Gather all lines from the material that contain "icon".

Available data ::
######
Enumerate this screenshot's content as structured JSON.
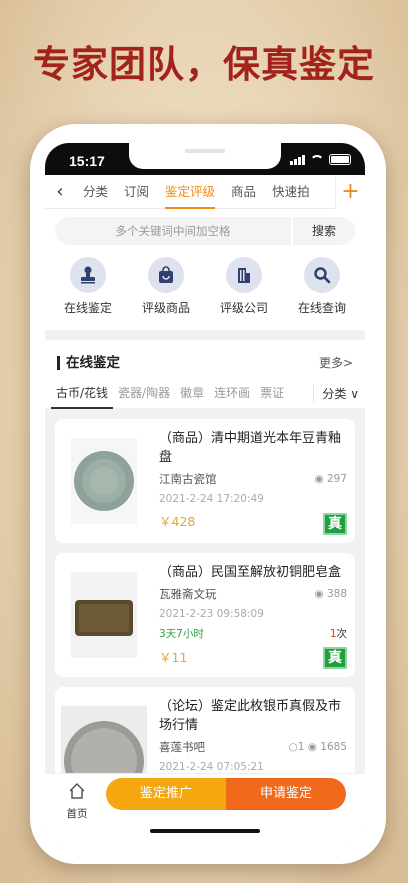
{
  "headline": "专家团队，保真鉴定",
  "status": {
    "time": "15:17"
  },
  "nav": {
    "tabs": [
      {
        "label": "分类"
      },
      {
        "label": "订阅"
      },
      {
        "label": "鉴定评级"
      },
      {
        "label": "商品"
      },
      {
        "label": "快速拍"
      }
    ],
    "active_tab": "鉴定评级"
  },
  "search": {
    "placeholder": "多个关键词中间加空格",
    "button": "搜索"
  },
  "quick_actions": [
    {
      "label": "在线鉴定",
      "icon": "stamp-icon"
    },
    {
      "label": "评级商品",
      "icon": "shopping-bag-icon"
    },
    {
      "label": "评级公司",
      "icon": "building-icon"
    },
    {
      "label": "在线查询",
      "icon": "magnifier-icon"
    }
  ],
  "section": {
    "title": "在线鉴定",
    "more": "更多>",
    "categories": [
      "古币/花钱",
      "瓷器/陶器",
      "徽章",
      "连环画",
      "票证"
    ],
    "sort_label": "分类"
  },
  "items": [
    {
      "title": "（商品）清中期道光本年豆青釉盘",
      "shop": "江南古瓷馆",
      "views": "297",
      "date": "2021-2-24 17:20:49",
      "price": "￥428",
      "badge": "真"
    },
    {
      "title": "（商品）民国至解放初铜肥皂盒",
      "shop": "瓦雅斋文玩",
      "views": "388",
      "date": "2021-2-23 09:58:09",
      "timer": "3天7小时",
      "bids_num": "1",
      "bids_unit": "次",
      "price": "￥11",
      "badge": "真"
    },
    {
      "title": "（论坛）鉴定此枚银币真假及市场行情",
      "shop": "喜莲书吧",
      "comments": "1",
      "views": "1685",
      "date": "2021-2-24 07:05:21"
    }
  ],
  "bottom": {
    "home": "首页",
    "promote": "鉴定推广",
    "apply": "申请鉴定"
  },
  "colors": {
    "accent": "#f08a18",
    "headline": "#a2221c",
    "authentic": "#1ea040"
  }
}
######
Exercise result ::
      "icon": "stamp-icon"
      "icon": "shopping-bag-icon"
      "icon": "building-icon"
      "icon": "magnifier-icon"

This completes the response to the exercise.